**EXERCISE AIM:** Among the lines below, list those containing the string "this".

Entries from a visual dataset
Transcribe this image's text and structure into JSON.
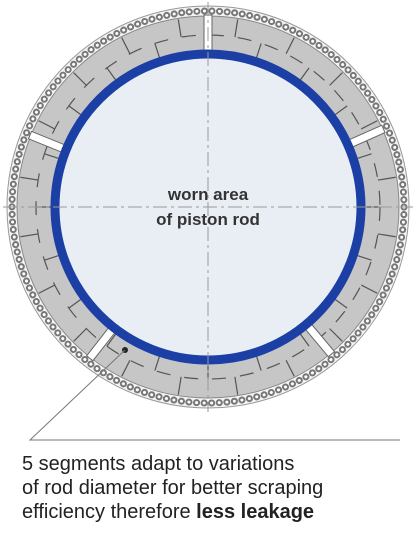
{
  "center_label": {
    "line1": "worn area",
    "line2": "of piston rod"
  },
  "caption": {
    "line1": "5 segments adapt to variations",
    "line2": "of rod diameter for better scraping",
    "line3": "efficiency therefore ",
    "line3_bold": "less leakage"
  }
}
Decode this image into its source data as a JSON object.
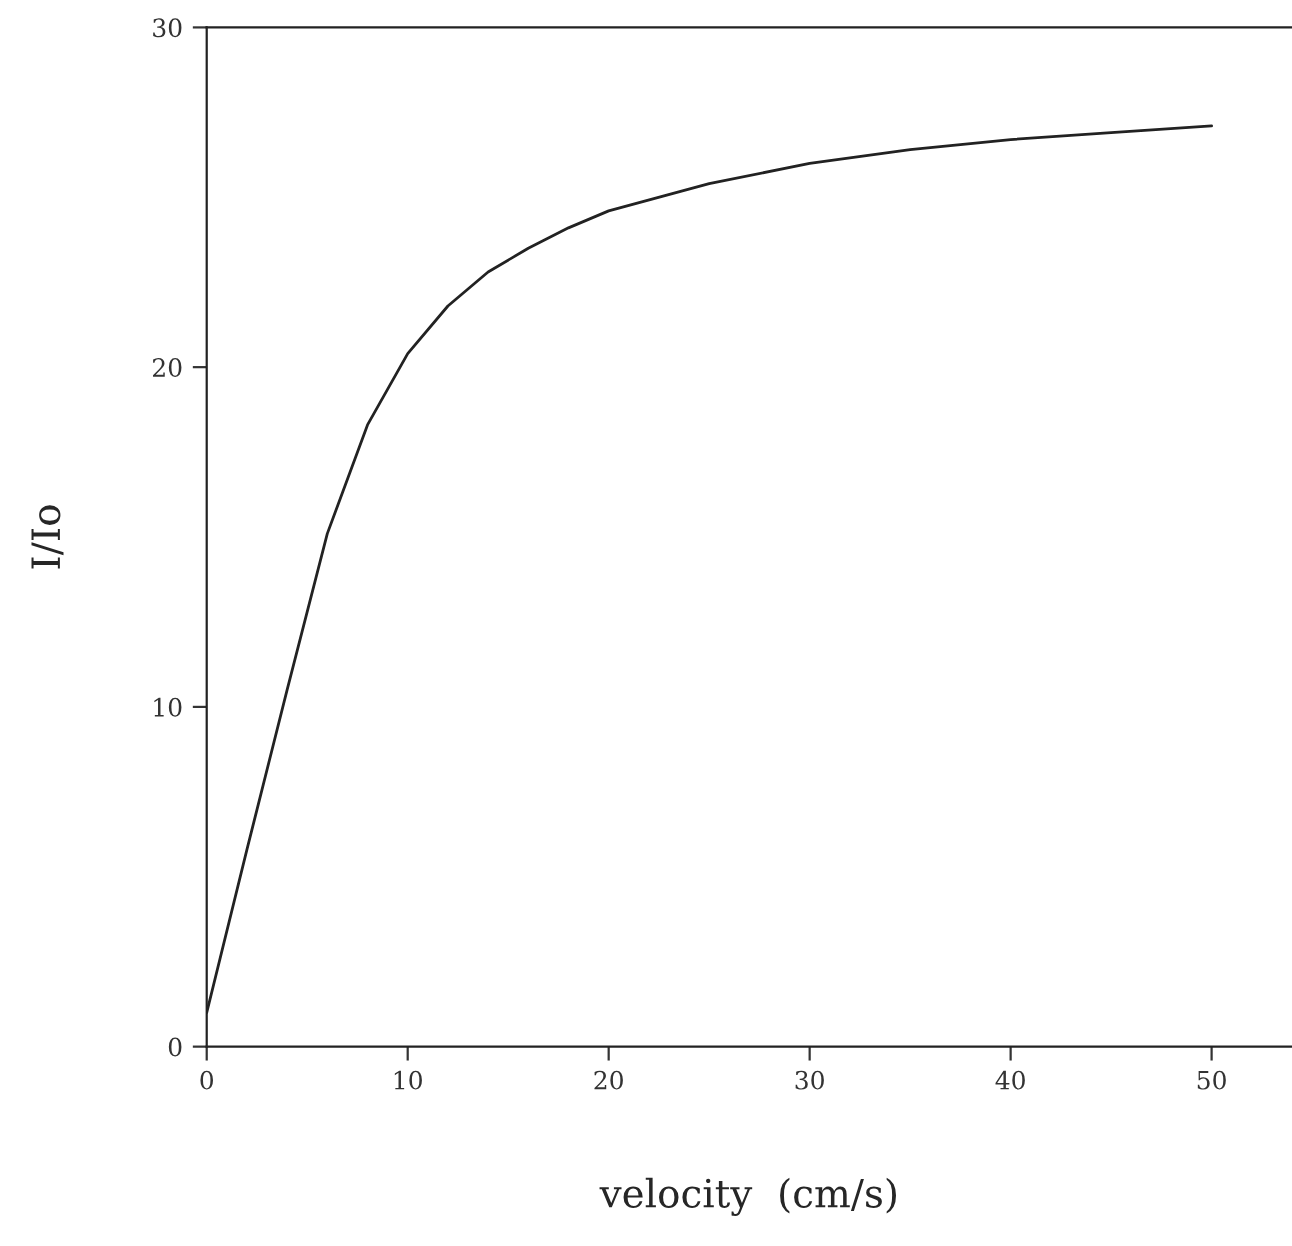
{
  "chart_data": {
    "type": "line",
    "xlabel": "velocity  (cm/s)",
    "ylabel": "I/Io",
    "x": [
      0,
      2,
      4,
      6,
      8,
      10,
      12,
      14,
      16,
      18,
      20,
      25,
      30,
      35,
      40,
      45,
      50
    ],
    "series": [
      {
        "color": "#222222",
        "values": [
          1.0,
          5.8,
          10.5,
          15.1,
          18.3,
          20.4,
          21.8,
          22.8,
          23.5,
          24.1,
          24.6,
          25.4,
          26.0,
          26.4,
          26.7,
          26.9,
          27.1
        ]
      }
    ],
    "xlim": [
      0,
      54
    ],
    "ylim": [
      0,
      30
    ],
    "xticks": [
      0,
      10,
      20,
      30,
      40,
      50
    ],
    "yticks": [
      0,
      10,
      20,
      30
    ],
    "grid": false,
    "legend": false,
    "marker": "none",
    "line_style": "solid"
  }
}
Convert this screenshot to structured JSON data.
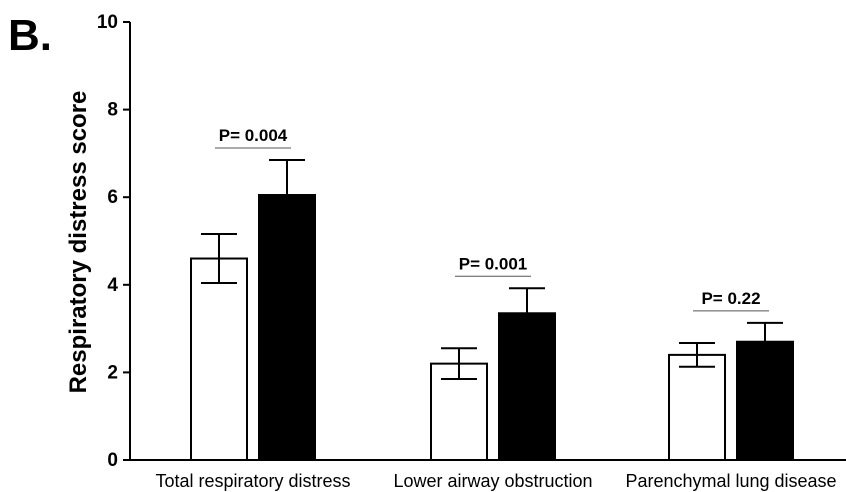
{
  "panel_label": "B.",
  "chart_data": {
    "type": "bar",
    "categories": [
      "Total respiratory distress",
      "Lower airway obstruction",
      "Parenchymal lung disease"
    ],
    "series": [
      {
        "fill": "#ffffff",
        "values": [
          4.6,
          2.2,
          2.4
        ],
        "errors": [
          0.56,
          0.35,
          0.27
        ]
      },
      {
        "fill": "#000000",
        "values": [
          6.05,
          3.35,
          2.7
        ],
        "errors": [
          0.8,
          0.57,
          0.43
        ]
      }
    ],
    "annotations": [
      "P= 0.004",
      "P= 0.001",
      "P= 0.22"
    ],
    "ylabel": "Respiratory distress score",
    "ylim": [
      0,
      10
    ],
    "yticks": [
      "0",
      "2",
      "4",
      "6",
      "8",
      "10"
    ],
    "grid": false
  }
}
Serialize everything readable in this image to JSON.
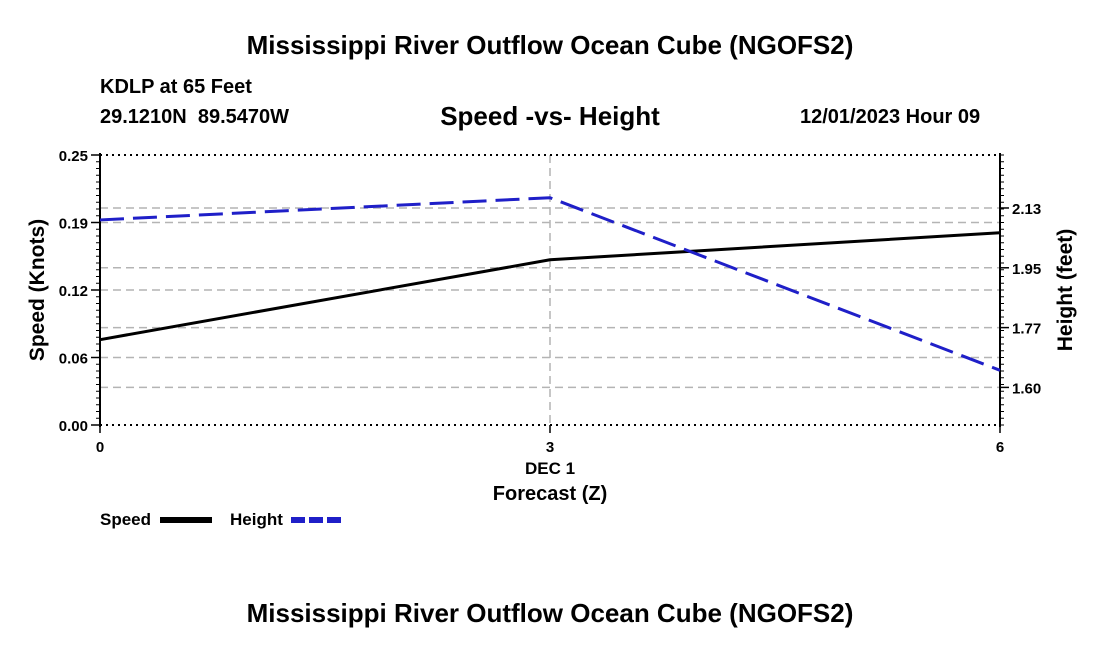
{
  "header": {
    "main_title": "Mississippi River Outflow Ocean Cube (NGOFS2)",
    "station": "KDLP at 65 Feet",
    "latitude": "29.1210N",
    "longitude": "89.5470W",
    "subtitle": "Speed -vs- Height",
    "datetime": "12/01/2023 Hour 09"
  },
  "footer": {
    "main_title": "Mississippi River Outflow Ocean Cube (NGOFS2)"
  },
  "chart_data": {
    "type": "line",
    "title": "Speed -vs- Height",
    "xlabel": "Forecast (Z)",
    "x_date_label": "DEC 1",
    "ylabel": "Speed (Knots)",
    "y2label": "Height (feet)",
    "x": [
      0,
      3,
      6
    ],
    "x_ticks": [
      "0",
      "3",
      "6"
    ],
    "xlim": [
      0,
      6
    ],
    "ylim": [
      0,
      0.25
    ],
    "y_ticks": [
      "0.00",
      "0.06",
      "0.12",
      "0.19",
      "0.25"
    ],
    "y_tick_values": [
      0,
      0.0625,
      0.125,
      0.1875,
      0.25
    ],
    "y2lim": [
      1.49,
      2.28
    ],
    "y2_ticks": [
      "1.60",
      "1.77",
      "1.95",
      "2.13"
    ],
    "y2_tick_values": [
      1.6,
      1.775,
      1.95,
      2.125
    ],
    "grid": true,
    "series": [
      {
        "name": "Speed",
        "axis": "left",
        "color": "#000000",
        "style": "solid",
        "values": [
          0.079,
          0.153,
          0.178
        ]
      },
      {
        "name": "Height",
        "axis": "right",
        "color": "#1f1fc8",
        "style": "dashed",
        "values": [
          2.09,
          2.155,
          1.65
        ]
      }
    ],
    "legend": [
      {
        "label": "Speed",
        "color": "#000000"
      },
      {
        "label": "Height",
        "color": "#1f1fc8"
      }
    ]
  }
}
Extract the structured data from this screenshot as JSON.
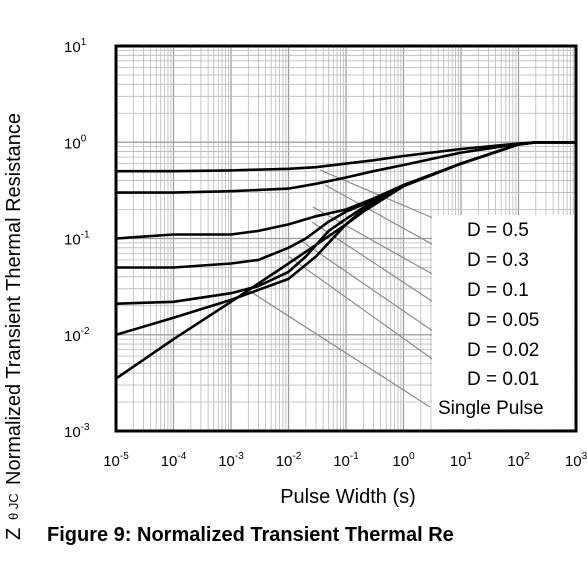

**TASK RESULT:**
Transcribe this image's text and structure into JSON.
Decode this image into its source data as a JSON object.
Convert this screenshot to structured JSON data.
Serialize everything readable in this image to JSON.
Extract the structured data from this screenshot as JSON.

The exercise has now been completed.